(Job): What follows is a listing; give it again exactly, in its entirety.

Recorded data:
◇ ◇ ◇ ◇ ◇ ◇ ◇

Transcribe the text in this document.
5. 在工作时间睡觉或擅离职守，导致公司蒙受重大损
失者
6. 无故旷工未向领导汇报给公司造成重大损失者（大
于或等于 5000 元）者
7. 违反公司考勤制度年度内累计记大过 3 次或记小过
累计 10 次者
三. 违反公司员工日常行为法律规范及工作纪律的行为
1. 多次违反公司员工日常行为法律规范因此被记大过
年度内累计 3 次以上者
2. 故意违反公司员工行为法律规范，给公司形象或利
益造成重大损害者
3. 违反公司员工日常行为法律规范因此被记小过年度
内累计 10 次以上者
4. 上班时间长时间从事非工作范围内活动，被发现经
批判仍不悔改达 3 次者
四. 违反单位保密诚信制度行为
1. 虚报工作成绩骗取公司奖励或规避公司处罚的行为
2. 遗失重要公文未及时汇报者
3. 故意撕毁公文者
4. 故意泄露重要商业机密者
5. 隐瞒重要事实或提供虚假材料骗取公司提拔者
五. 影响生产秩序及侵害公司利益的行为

◇ ◇ ◇ ◇ ◇ ◇ ◇

(Output of the task):
Transcribe the text in this document.
5. 在工作时间睡觉或擅离职守，导致公司蒙受重大损
失者
6. 无故旷工未向领导汇报给公司造成重大损失者（大
于或等于 5000 元）者
7. 违反公司考勤制度年度内累计记大过 3 次或记小过
累计 10 次者
三. 违反公司员工日常行为法律规范及工作纪律的行为
1. 多次违反公司员工日常行为法律规范因此被记大过
年度内累计 3 次以上者
2. 故意违反公司员工行为法律规范，给公司形象或利
益造成重大损害者
3. 违反公司员工日常行为法律规范因此被记小过年度
内累计 10 次以上者
4. 上班时间长时间从事非工作范围内活动，被发现经
批判仍不悔改达 3 次者
四. 违反单位保密诚信制度行为
1. 虚报工作成绩骗取公司奖励或规避公司处罚的行为
2. 遗失重要公文未及时汇报者
3. 故意撕毁公文者
4. 故意泄露重要商业机密者
5. 隐瞒重要事实或提供虚假材料骗取公司提拔者
五. 影响生产秩序及侵害公司利益的行为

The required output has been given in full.